(Stored data entries)
^^^^
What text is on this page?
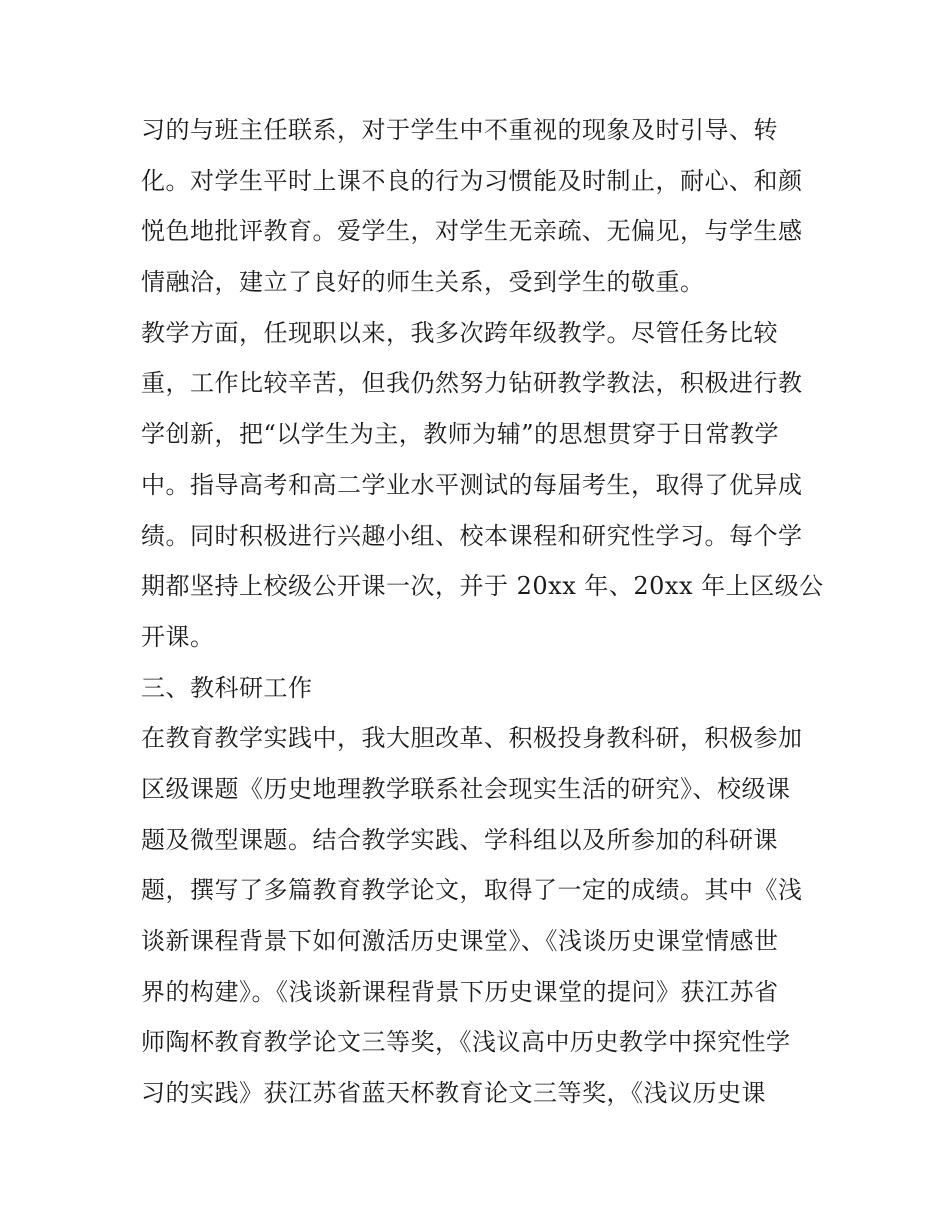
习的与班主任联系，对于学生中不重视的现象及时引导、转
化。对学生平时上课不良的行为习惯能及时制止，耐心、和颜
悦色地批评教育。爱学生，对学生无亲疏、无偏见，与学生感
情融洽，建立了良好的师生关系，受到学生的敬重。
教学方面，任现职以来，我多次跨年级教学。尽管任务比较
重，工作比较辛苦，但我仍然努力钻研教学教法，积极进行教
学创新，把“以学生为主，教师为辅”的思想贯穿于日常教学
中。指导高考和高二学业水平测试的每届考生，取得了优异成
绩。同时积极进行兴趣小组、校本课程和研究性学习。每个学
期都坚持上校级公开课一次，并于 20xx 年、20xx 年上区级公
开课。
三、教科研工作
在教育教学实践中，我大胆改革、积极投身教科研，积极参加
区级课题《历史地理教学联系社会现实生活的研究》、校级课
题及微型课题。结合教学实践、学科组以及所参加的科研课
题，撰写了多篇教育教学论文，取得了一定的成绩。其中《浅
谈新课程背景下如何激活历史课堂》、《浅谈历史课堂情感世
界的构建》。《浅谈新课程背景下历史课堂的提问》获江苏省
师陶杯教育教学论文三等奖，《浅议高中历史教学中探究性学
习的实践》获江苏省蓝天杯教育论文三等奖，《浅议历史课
^^^^
▶ **What the task asks**
Without the pictures, restate all the entries above exactly.

▶ **Written reply**
What text is on this page?
习的与班主任联系，对于学生中不重视的现象及时引导、转
化。对学生平时上课不良的行为习惯能及时制止，耐心、和颜
悦色地批评教育。爱学生，对学生无亲疏、无偏见，与学生感
情融洽，建立了良好的师生关系，受到学生的敬重。
教学方面，任现职以来，我多次跨年级教学。尽管任务比较
重，工作比较辛苦，但我仍然努力钻研教学教法，积极进行教
学创新，把“以学生为主，教师为辅”的思想贯穿于日常教学
中。指导高考和高二学业水平测试的每届考生，取得了优异成
绩。同时积极进行兴趣小组、校本课程和研究性学习。每个学
期都坚持上校级公开课一次，并于 20xx 年、20xx 年上区级公
开课。
三、教科研工作
在教育教学实践中，我大胆改革、积极投身教科研，积极参加
区级课题《历史地理教学联系社会现实生活的研究》、校级课
题及微型课题。结合教学实践、学科组以及所参加的科研课
题，撰写了多篇教育教学论文，取得了一定的成绩。其中《浅
谈新课程背景下如何激活历史课堂》、《浅谈历史课堂情感世
界的构建》。《浅谈新课程背景下历史课堂的提问》获江苏省
师陶杯教育教学论文三等奖，《浅议高中历史教学中探究性学
习的实践》获江苏省蓝天杯教育论文三等奖，《浅议历史课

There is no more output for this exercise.